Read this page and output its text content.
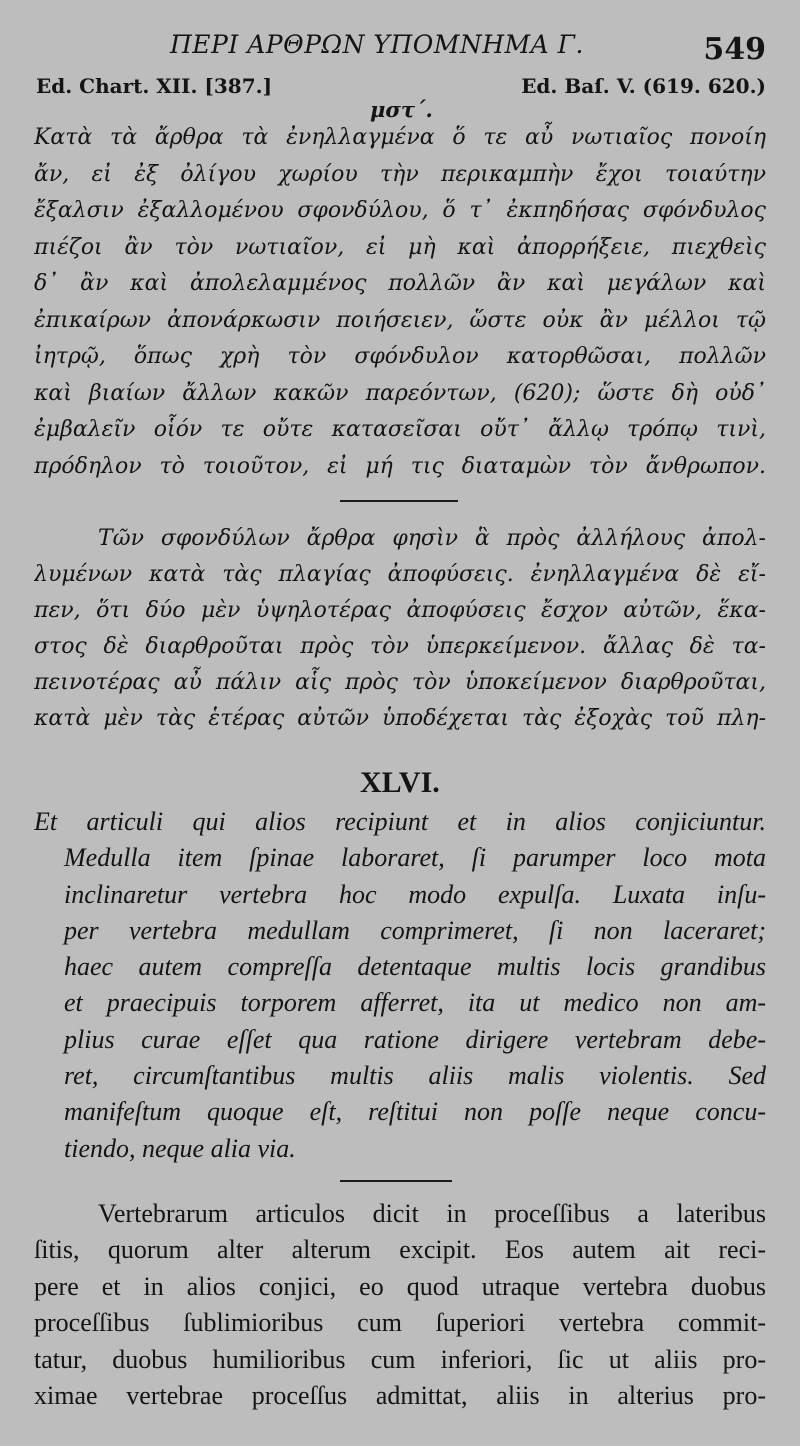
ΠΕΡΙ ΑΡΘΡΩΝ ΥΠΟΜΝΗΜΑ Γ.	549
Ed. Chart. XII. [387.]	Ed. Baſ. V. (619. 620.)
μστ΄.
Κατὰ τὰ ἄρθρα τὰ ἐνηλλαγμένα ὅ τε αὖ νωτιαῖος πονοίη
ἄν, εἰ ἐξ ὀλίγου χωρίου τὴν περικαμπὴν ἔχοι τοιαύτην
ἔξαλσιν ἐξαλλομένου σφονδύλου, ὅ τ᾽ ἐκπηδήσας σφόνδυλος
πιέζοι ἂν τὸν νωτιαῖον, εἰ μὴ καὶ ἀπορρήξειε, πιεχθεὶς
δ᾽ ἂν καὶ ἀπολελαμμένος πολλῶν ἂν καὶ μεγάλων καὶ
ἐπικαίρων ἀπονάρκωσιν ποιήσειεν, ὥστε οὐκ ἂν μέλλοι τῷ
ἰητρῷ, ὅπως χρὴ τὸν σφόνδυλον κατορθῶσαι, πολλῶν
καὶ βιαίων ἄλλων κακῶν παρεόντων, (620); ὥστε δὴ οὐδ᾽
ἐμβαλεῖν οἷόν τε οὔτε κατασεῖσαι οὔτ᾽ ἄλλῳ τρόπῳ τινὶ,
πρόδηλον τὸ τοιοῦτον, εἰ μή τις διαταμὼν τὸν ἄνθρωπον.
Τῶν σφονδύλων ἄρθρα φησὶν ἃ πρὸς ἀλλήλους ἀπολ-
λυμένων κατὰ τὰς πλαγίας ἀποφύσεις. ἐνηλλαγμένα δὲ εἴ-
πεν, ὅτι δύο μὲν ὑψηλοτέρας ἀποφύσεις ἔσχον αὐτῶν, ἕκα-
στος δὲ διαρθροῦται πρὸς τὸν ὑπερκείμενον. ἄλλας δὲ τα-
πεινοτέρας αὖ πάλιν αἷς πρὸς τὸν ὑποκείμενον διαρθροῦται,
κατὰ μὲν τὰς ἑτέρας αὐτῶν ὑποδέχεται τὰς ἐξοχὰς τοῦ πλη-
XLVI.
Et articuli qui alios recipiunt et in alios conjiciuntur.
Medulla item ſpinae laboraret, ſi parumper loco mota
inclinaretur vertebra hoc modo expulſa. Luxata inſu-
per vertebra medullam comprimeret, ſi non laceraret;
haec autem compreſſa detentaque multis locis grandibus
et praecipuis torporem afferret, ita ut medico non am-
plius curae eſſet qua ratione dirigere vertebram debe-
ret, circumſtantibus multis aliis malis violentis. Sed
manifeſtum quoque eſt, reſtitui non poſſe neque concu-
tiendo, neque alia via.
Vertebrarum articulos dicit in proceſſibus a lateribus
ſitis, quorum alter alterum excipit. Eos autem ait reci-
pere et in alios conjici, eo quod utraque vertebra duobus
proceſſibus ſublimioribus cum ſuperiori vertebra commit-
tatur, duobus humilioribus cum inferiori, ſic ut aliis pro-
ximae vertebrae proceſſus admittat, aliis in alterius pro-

### WHAT YOU SHOULD DO
Quote all the records verbatim, dropping any pictures from your copy.

### TASK OUTPUT
Read this page and output its text content.
ΠΕΡΙ ΑΡΘΡΩΝ ΥΠΟΜΝΗΜΑ Γ.	549
Ed. Chart. XII. [387.]	Ed. Baſ. V. (619. 620.)
μστ΄.
Κατὰ τὰ ἄρθρα τὰ ἐνηλλαγμένα ὅ τε αὖ νωτιαῖος πονοίη
ἄν, εἰ ἐξ ὀλίγου χωρίου τὴν περικαμπὴν ἔχοι τοιαύτην
ἔξαλσιν ἐξαλλομένου σφονδύλου, ὅ τ᾽ ἐκπηδήσας σφόνδυλος
πιέζοι ἂν τὸν νωτιαῖον, εἰ μὴ καὶ ἀπορρήξειε, πιεχθεὶς
δ᾽ ἂν καὶ ἀπολελαμμένος πολλῶν ἂν καὶ μεγάλων καὶ
ἐπικαίρων ἀπονάρκωσιν ποιήσειεν, ὥστε οὐκ ἂν μέλλοι τῷ
ἰητρῷ, ὅπως χρὴ τὸν σφόνδυλον κατορθῶσαι, πολλῶν
καὶ βιαίων ἄλλων κακῶν παρεόντων, (620); ὥστε δὴ οὐδ᾽
ἐμβαλεῖν οἷόν τε οὔτε κατασεῖσαι οὔτ᾽ ἄλλῳ τρόπῳ τινὶ,
πρόδηλον τὸ τοιοῦτον, εἰ μή τις διαταμὼν τὸν ἄνθρωπον.
Τῶν σφονδύλων ἄρθρα φησὶν ἃ πρὸς ἀλλήλους ἀπολ-
λυμένων κατὰ τὰς πλαγίας ἀποφύσεις. ἐνηλλαγμένα δὲ εἴ-
πεν, ὅτι δύο μὲν ὑψηλοτέρας ἀποφύσεις ἔσχον αὐτῶν, ἕκα-
στος δὲ διαρθροῦται πρὸς τὸν ὑπερκείμενον. ἄλλας δὲ τα-
πεινοτέρας αὖ πάλιν αἷς πρὸς τὸν ὑποκείμενον διαρθροῦται,
κατὰ μὲν τὰς ἑτέρας αὐτῶν ὑποδέχεται τὰς ἐξοχὰς τοῦ πλη-
XLVI.
Et articuli qui alios recipiunt et in alios conjiciuntur.
Medulla item ſpinae laboraret, ſi parumper loco mota
inclinaretur vertebra hoc modo expulſa. Luxata inſu-
per vertebra medullam comprimeret, ſi non laceraret;
haec autem compreſſa detentaque multis locis grandibus
et praecipuis torporem afferret, ita ut medico non am-
plius curae eſſet qua ratione dirigere vertebram debe-
ret, circumſtantibus multis aliis malis violentis. Sed
manifeſtum quoque eſt, reſtitui non poſſe neque concu-
tiendo, neque alia via.
Vertebrarum articulos dicit in proceſſibus a lateribus
ſitis, quorum alter alterum excipit. Eos autem ait reci-
pere et in alios conjici, eo quod utraque vertebra duobus
proceſſibus ſublimioribus cum ſuperiori vertebra commit-
tatur, duobus humilioribus cum inferiori, ſic ut aliis pro-
ximae vertebrae proceſſus admittat, aliis in alterius pro-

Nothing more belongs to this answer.